# INSTRUCTIONS TO FOLLOW
Skip every picture and transcribe the remaining material exactly.

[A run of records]
——

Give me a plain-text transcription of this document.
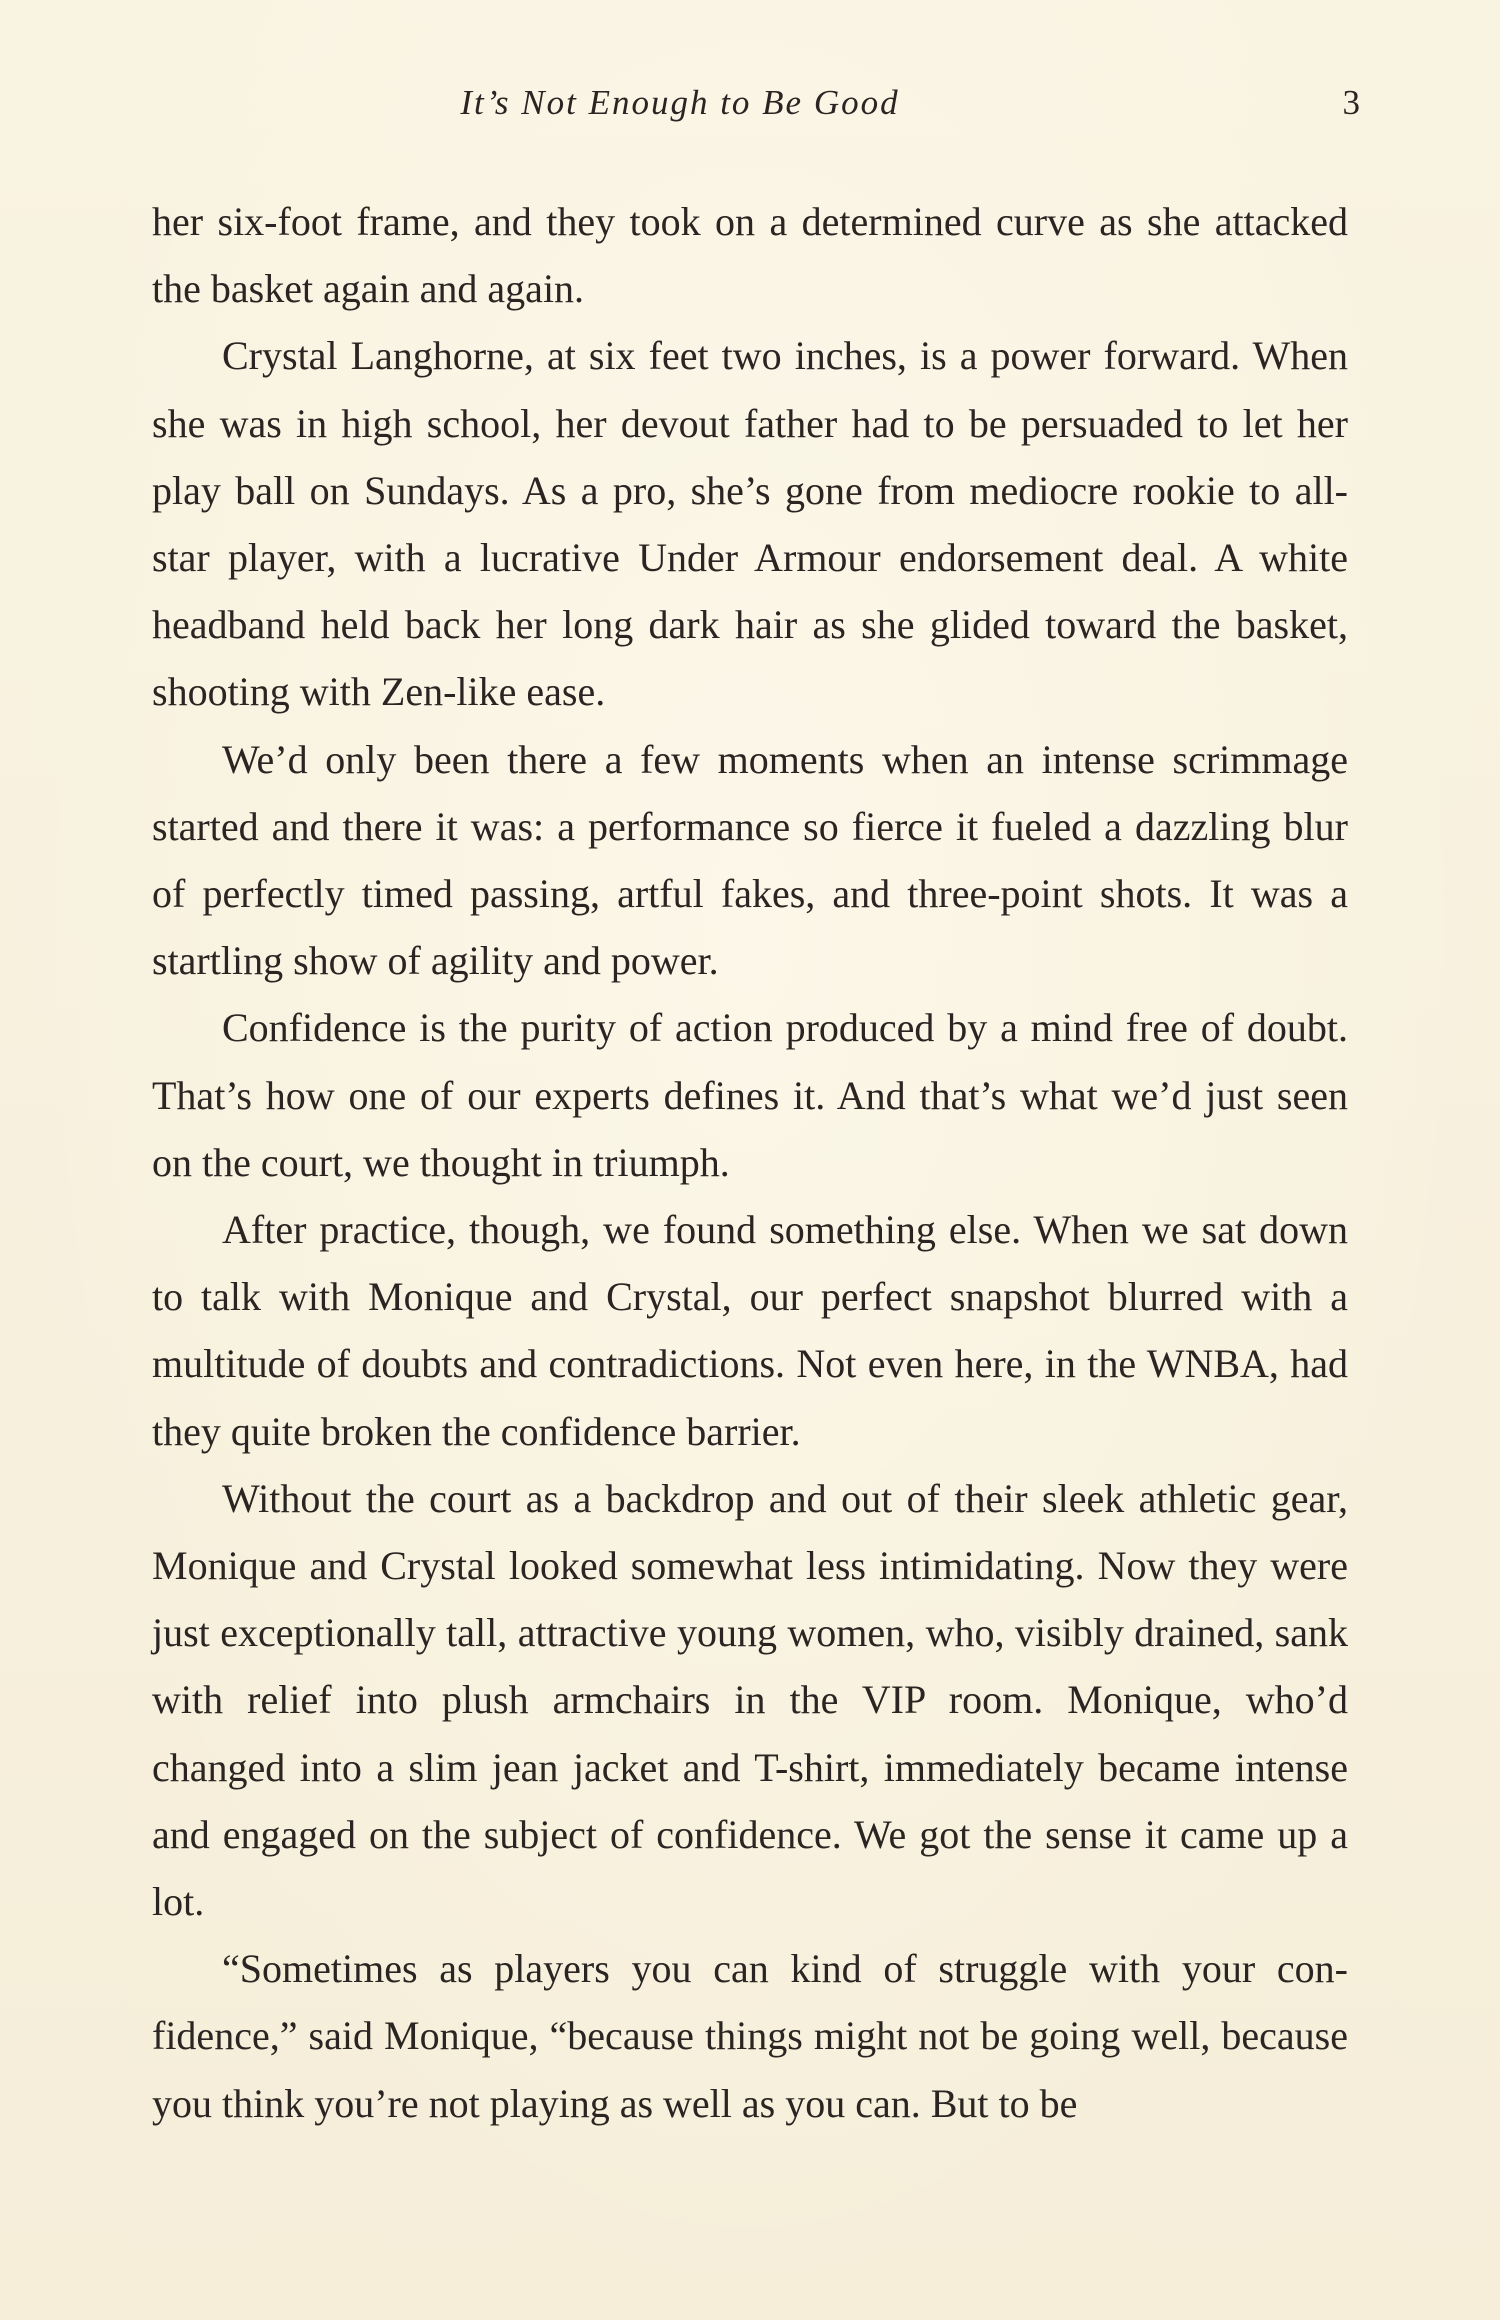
It’s Not Enough to Be Good	3

her six-foot frame, and they took on a determined curve as she attacked the basket again and again.

Crystal Langhorne, at six feet two inches, is a power forward. When she was in high school, her devout father had to be persuaded to let her play ball on Sundays. As a pro, she’s gone from mediocre rookie to all-star player, with a lucrative Under Armour endorsement deal. A white headband held back her long dark hair as she glided toward the basket, shooting with Zen-like ease.

We’d only been there a few moments when an intense scrimmage started and there it was: a performance so fierce it fueled a dazzling blur of perfectly timed passing, artful fakes, and three-point shots. It was a startling show of agility and power.

Confidence is the purity of action produced by a mind free of doubt. That’s how one of our experts defines it. And that’s what we’d just seen on the court, we thought in triumph.

After practice, though, we found something else. When we sat down to talk with Monique and Crystal, our perfect snapshot blurred with a multitude of doubts and contradictions. Not even here, in the WNBA, had they quite broken the confidence barrier.

Without the court as a backdrop and out of their sleek athletic gear, Monique and Crystal looked somewhat less intimidating. Now they were just exceptionally tall, attractive young women, who, visibly drained, sank with relief into plush armchairs in the VIP room. Monique, who’d changed into a slim jean jacket and T-shirt, immediately became intense and engaged on the subject of confidence. We got the sense it came up a lot.

“Sometimes as players you can kind of struggle with your confidence,” said Monique, “because things might not be going well, because you think you’re not playing as well as you can. But to be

——

# FINISHED TASK
Give me a plain-text transcription of this document.
It’s Not Enough to Be Good	3

her six-foot frame, and they took on a determined curve as she attacked the basket again and again.

Crystal Langhorne, at six feet two inches, is a power forward. When she was in high school, her devout father had to be persuaded to let her play ball on Sundays. As a pro, she’s gone from mediocre rookie to all-star player, with a lucrative Under Armour endorsement deal. A white headband held back her long dark hair as she glided toward the basket, shooting with Zen-like ease.

We’d only been there a few moments when an intense scrimmage started and there it was: a performance so fierce it fueled a dazzling blur of perfectly timed passing, artful fakes, and three-point shots. It was a startling show of agility and power.

Confidence is the purity of action produced by a mind free of doubt. That’s how one of our experts defines it. And that’s what we’d just seen on the court, we thought in triumph.

After practice, though, we found something else. When we sat down to talk with Monique and Crystal, our perfect snapshot blurred with a multitude of doubts and contradictions. Not even here, in the WNBA, had they quite broken the confidence barrier.

Without the court as a backdrop and out of their sleek athletic gear, Monique and Crystal looked somewhat less intimidating. Now they were just exceptionally tall, attractive young women, who, visibly drained, sank with relief into plush armchairs in the VIP room. Monique, who’d changed into a slim jean jacket and T-shirt, immediately became intense and engaged on the subject of confidence. We got the sense it came up a lot.

“Sometimes as players you can kind of struggle with your confidence,” said Monique, “because things might not be going well, because you think you’re not playing as well as you can. But to be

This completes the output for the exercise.